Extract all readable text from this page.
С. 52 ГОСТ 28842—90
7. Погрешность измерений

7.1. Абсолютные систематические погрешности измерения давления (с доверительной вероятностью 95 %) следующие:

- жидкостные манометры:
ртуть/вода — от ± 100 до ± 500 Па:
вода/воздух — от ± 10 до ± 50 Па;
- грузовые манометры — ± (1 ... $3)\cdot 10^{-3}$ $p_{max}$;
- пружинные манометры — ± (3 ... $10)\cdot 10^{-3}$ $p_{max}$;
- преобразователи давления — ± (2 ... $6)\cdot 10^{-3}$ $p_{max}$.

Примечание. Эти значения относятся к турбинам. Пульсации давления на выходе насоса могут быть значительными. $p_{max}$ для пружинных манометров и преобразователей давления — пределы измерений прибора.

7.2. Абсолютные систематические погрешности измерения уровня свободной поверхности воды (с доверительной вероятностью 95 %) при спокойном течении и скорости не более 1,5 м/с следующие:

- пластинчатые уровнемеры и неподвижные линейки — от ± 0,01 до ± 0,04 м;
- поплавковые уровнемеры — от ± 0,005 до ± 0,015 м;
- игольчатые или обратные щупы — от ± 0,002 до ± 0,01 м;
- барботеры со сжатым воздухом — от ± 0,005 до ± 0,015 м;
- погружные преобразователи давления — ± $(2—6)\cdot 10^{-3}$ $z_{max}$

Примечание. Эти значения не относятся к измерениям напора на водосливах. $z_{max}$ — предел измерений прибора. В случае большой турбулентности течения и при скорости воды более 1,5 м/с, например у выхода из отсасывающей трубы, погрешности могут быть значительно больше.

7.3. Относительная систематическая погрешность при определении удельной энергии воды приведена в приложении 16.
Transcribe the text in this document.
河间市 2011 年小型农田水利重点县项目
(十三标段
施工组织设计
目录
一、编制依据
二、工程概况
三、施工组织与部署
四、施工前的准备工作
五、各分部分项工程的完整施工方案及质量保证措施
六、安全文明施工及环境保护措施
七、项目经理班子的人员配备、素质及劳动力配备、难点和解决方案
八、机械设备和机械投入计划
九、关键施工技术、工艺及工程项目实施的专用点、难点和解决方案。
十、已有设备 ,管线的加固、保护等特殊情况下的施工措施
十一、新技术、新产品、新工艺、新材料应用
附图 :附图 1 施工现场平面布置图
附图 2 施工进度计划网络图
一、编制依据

WORK TO DO
Go through the records above and set each one down exactly, please.

RESULT OF THIS EXERCISE
Extract all readable text from this page.
С. 52 ГОСТ 28842—90
7. Погрешность измерений

7.1. Абсолютные систематические погрешности измерения давления (с доверительной вероятностью 95 %) следующие:

- жидкостные манометры:
ртуть/вода — от ± 100 до ± 500 Па:
вода/воздух — от ± 10 до ± 50 Па;
- грузовые манометры — ± (1 ... $3)\cdot 10^{-3}$ $p_{max}$;
- пружинные манометры — ± (3 ... $10)\cdot 10^{-3}$ $p_{max}$;
- преобразователи давления — ± (2 ... $6)\cdot 10^{-3}$ $p_{max}$.

Примечание. Эти значения относятся к турбинам. Пульсации давления на выходе насоса могут быть значительными. $p_{max}$ для пружинных манометров и преобразователей давления — пределы измерений прибора.

7.2. Абсолютные систематические погрешности измерения уровня свободной поверхности воды (с доверительной вероятностью 95 %) при спокойном течении и скорости не более 1,5 м/с следующие:

- пластинчатые уровнемеры и неподвижные линейки — от ± 0,01 до ± 0,04 м;
- поплавковые уровнемеры — от ± 0,005 до ± 0,015 м;
- игольчатые или обратные щупы — от ± 0,002 до ± 0,01 м;
- барботеры со сжатым воздухом — от ± 0,005 до ± 0,015 м;
- погружные преобразователи давления — ± $(2—6)\cdot 10^{-3}$ $z_{max}$

Примечание. Эти значения не относятся к измерениям напора на водосливах. $z_{max}$ — предел измерений прибора. В случае большой турбулентности течения и при скорости воды более 1,5 м/с, например у выхода из отсасывающей трубы, погрешности могут быть значительно больше.

7.3. Относительная систематическая погрешность при определении удельной энергии воды приведена в приложении 16.
Transcribe the text in this document.
河间市 2011 年小型农田水利重点县项目
(十三标段
施工组织设计
目录
一、编制依据
二、工程概况
三、施工组织与部署
四、施工前的准备工作
五、各分部分项工程的完整施工方案及质量保证措施
六、安全文明施工及环境保护措施
七、项目经理班子的人员配备、素质及劳动力配备、难点和解决方案
八、机械设备和机械投入计划
九、关键施工技术、工艺及工程项目实施的专用点、难点和解决方案。
十、已有设备 ,管线的加固、保护等特殊情况下的施工措施
十一、新技术、新产品、新工艺、新材料应用
附图 :附图 1 施工现场平面布置图
附图 2 施工进度计划网络图
一、编制依据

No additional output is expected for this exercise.